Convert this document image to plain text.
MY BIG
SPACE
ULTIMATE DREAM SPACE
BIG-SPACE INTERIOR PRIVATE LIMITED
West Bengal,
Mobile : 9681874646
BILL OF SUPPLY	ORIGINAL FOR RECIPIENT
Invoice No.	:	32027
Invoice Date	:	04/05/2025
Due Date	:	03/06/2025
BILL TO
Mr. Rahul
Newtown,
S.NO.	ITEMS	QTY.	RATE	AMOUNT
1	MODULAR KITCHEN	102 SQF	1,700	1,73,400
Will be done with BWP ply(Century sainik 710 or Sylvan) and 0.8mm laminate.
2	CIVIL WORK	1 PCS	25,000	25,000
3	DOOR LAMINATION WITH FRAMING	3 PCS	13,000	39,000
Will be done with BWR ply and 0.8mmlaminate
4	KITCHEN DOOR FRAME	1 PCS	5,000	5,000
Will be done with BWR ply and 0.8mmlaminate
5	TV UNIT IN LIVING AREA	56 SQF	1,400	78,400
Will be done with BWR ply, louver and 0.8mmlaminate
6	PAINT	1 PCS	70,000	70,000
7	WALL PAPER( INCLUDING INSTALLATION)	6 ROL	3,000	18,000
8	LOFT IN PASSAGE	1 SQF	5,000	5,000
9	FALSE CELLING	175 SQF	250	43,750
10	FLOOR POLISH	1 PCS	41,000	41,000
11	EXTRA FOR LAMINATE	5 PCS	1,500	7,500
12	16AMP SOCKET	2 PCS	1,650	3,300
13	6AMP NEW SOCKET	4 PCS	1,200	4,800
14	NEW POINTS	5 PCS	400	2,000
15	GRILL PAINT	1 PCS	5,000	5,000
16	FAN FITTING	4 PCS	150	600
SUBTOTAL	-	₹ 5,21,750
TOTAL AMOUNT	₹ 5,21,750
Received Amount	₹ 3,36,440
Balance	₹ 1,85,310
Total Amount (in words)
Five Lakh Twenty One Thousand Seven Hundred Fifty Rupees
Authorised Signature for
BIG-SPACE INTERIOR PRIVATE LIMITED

***

Every entry in the listing must be retyped exactly.

Convert this document image to plain text.
MY BIG
SPACE
ULTIMATE DREAM SPACE
BIG-SPACE INTERIOR PRIVATE LIMITED
West Bengal,
Mobile : 9681874646
BILL OF SUPPLY	ORIGINAL FOR RECIPIENT
Invoice No.	:	32027
Invoice Date	:	04/05/2025
Due Date	:	03/06/2025
BILL TO
Mr. Rahul
Newtown,
S.NO.	ITEMS	QTY.	RATE	AMOUNT
1	MODULAR KITCHEN	102 SQF	1,700	1,73,400
Will be done with BWP ply(Century sainik 710 or Sylvan) and 0.8mm laminate.
2	CIVIL WORK	1 PCS	25,000	25,000
3	DOOR LAMINATION WITH FRAMING	3 PCS	13,000	39,000
Will be done with BWR ply and 0.8mmlaminate
4	KITCHEN DOOR FRAME	1 PCS	5,000	5,000
Will be done with BWR ply and 0.8mmlaminate
5	TV UNIT IN LIVING AREA	56 SQF	1,400	78,400
Will be done with BWR ply, louver and 0.8mmlaminate
6	PAINT	1 PCS	70,000	70,000
7	WALL PAPER( INCLUDING INSTALLATION)	6 ROL	3,000	18,000
8	LOFT IN PASSAGE	1 SQF	5,000	5,000
9	FALSE CELLING	175 SQF	250	43,750
10	FLOOR POLISH	1 PCS	41,000	41,000
11	EXTRA FOR LAMINATE	5 PCS	1,500	7,500
12	16AMP SOCKET	2 PCS	1,650	3,300
13	6AMP NEW SOCKET	4 PCS	1,200	4,800
14	NEW POINTS	5 PCS	400	2,000
15	GRILL PAINT	1 PCS	5,000	5,000
16	FAN FITTING	4 PCS	150	600
SUBTOTAL	-	₹ 5,21,750
TOTAL AMOUNT	₹ 5,21,750
Received Amount	₹ 3,36,440
Balance	₹ 1,85,310
Total Amount (in words)
Five Lakh Twenty One Thousand Seven Hundred Fifty Rupees
Authorised Signature for
BIG-SPACE INTERIOR PRIVATE LIMITED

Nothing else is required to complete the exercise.